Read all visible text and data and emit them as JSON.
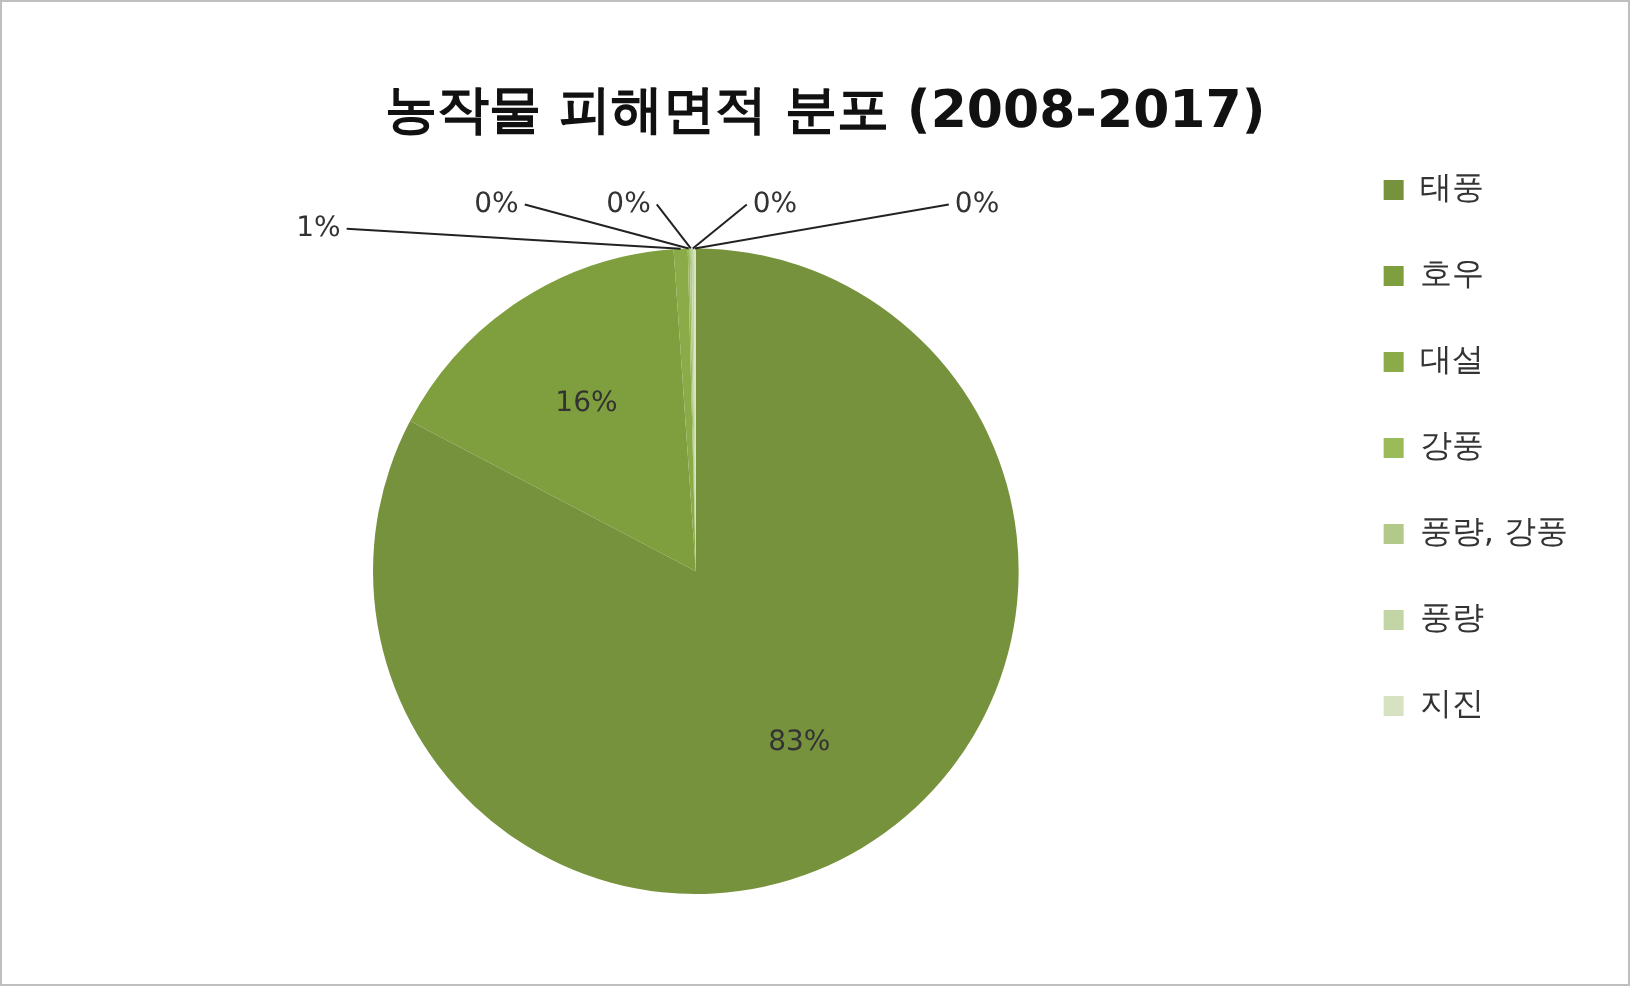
{
  "chart_data": {
    "type": "pie",
    "title": "농작물 피해면적 분포 (2008-2017)",
    "categories": [
      "태풍",
      "호우",
      "대설",
      "강풍",
      "풍량, 강풍",
      "풍량",
      "지진"
    ],
    "values": [
      82.7,
      16.2,
      0.7,
      0.1,
      0.1,
      0.1,
      0.1
    ],
    "value_labels": [
      "83%",
      "16%",
      "1%",
      "0%",
      "0%",
      "0%",
      "0%"
    ],
    "colors": [
      "#76923c",
      "#7f9e3e",
      "#8aab48",
      "#9bbb59",
      "#b3c98a",
      "#c4d5a5",
      "#d7e2c2"
    ],
    "legend": "right"
  }
}
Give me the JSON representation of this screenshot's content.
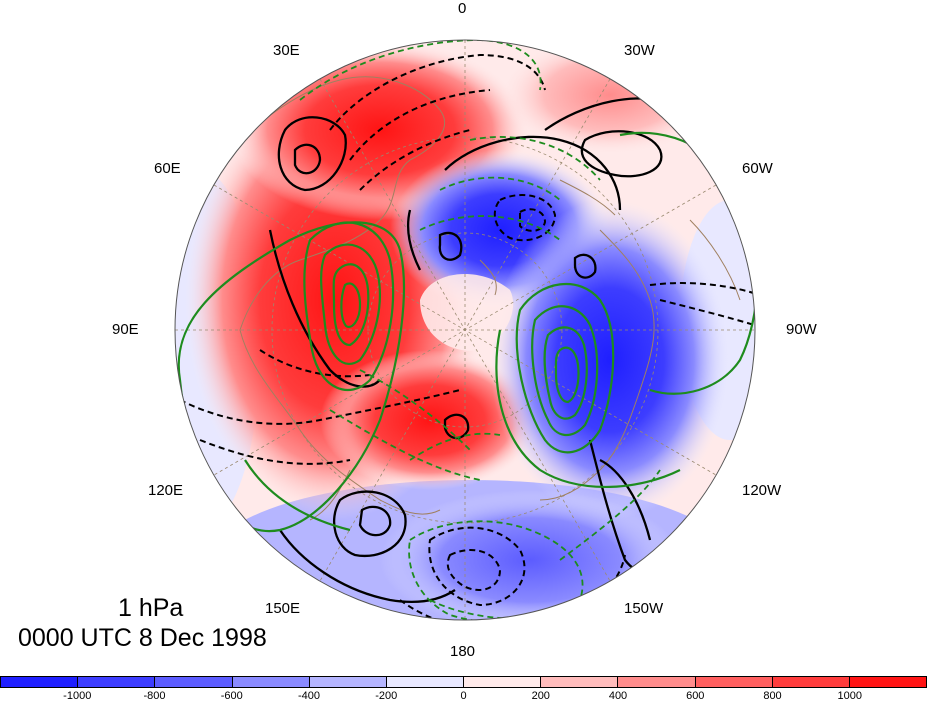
{
  "level_label": "1 hPa",
  "time_label": "0000 UTC 8 Dec 1998",
  "longitude_labels": [
    "0",
    "30W",
    "60W",
    "90W",
    "120W",
    "150W",
    "180",
    "150E",
    "120E",
    "90E",
    "60E",
    "30E"
  ],
  "colorbar": {
    "colors": [
      "#1f1fff",
      "#3d3dff",
      "#5c5cff",
      "#8a8aff",
      "#b5b5ff",
      "#e8e8ff",
      "#ffeaea",
      "#ffbcbc",
      "#ff8c8c",
      "#ff5f5f",
      "#ff3c3c",
      "#ff1414"
    ],
    "tick_labels": [
      "-1000",
      "-800",
      "-600",
      "-400",
      "-200",
      "0",
      "200",
      "400",
      "600",
      "800",
      "1000"
    ]
  },
  "colors": {
    "land_outline": "#a08060",
    "grid": "#9a8a70",
    "positive_contour": "#000000",
    "green_contour": "#1e8c1e"
  }
}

--

Task brief —
Repeat the data in full and exactly. Omit pictures.

Response to the exercise —
Read all visible text and data and emit them as JSON.
{
  "chart_data": {
    "type": "pie",
    "title": "농작물 피해면적 분포 (2008-2017)",
    "categories": [
      "태풍",
      "호우",
      "대설",
      "강풍",
      "풍량, 강풍",
      "풍량",
      "지진"
    ],
    "values": [
      82.7,
      16.2,
      0.7,
      0.1,
      0.1,
      0.1,
      0.1
    ],
    "value_labels": [
      "83%",
      "16%",
      "1%",
      "0%",
      "0%",
      "0%",
      "0%"
    ],
    "colors": [
      "#76923c",
      "#7f9e3e",
      "#8aab48",
      "#9bbb59",
      "#b3c98a",
      "#c4d5a5",
      "#d7e2c2"
    ],
    "legend": "right"
  }
}
Give me the JSON representation of this screenshot's content.
{
  "level_label": "1 hPa",
  "time_label": "0000 UTC 8 Dec 1998",
  "longitude_labels": [
    "0",
    "30W",
    "60W",
    "90W",
    "120W",
    "150W",
    "180",
    "150E",
    "120E",
    "90E",
    "60E",
    "30E"
  ],
  "colorbar": {
    "colors": [
      "#1f1fff",
      "#3d3dff",
      "#5c5cff",
      "#8a8aff",
      "#b5b5ff",
      "#e8e8ff",
      "#ffeaea",
      "#ffbcbc",
      "#ff8c8c",
      "#ff5f5f",
      "#ff3c3c",
      "#ff1414"
    ],
    "tick_labels": [
      "-1000",
      "-800",
      "-600",
      "-400",
      "-200",
      "0",
      "200",
      "400",
      "600",
      "800",
      "1000"
    ]
  },
  "colors": {
    "land_outline": "#a08060",
    "grid": "#9a8a70",
    "positive_contour": "#000000",
    "green_contour": "#1e8c1e"
  }
}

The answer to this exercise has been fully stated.